Exercise brief:
All of the data must be printed exactly; please include every line.

Input for this task:
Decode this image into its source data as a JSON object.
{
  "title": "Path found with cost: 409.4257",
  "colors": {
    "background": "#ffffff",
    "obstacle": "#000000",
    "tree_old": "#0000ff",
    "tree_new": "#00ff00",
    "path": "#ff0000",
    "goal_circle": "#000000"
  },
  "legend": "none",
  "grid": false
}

Complete output:
Decode this image into its source data as a JSON object.
{
  "title": "Path found with cost: 409.4257",
  "colors": {
    "background": "#ffffff",
    "obstacle": "#000000",
    "tree_old": "#0000ff",
    "tree_new": "#00ff00",
    "path": "#ff0000",
    "goal_circle": "#000000"
  },
  "legend": "none",
  "grid": false
}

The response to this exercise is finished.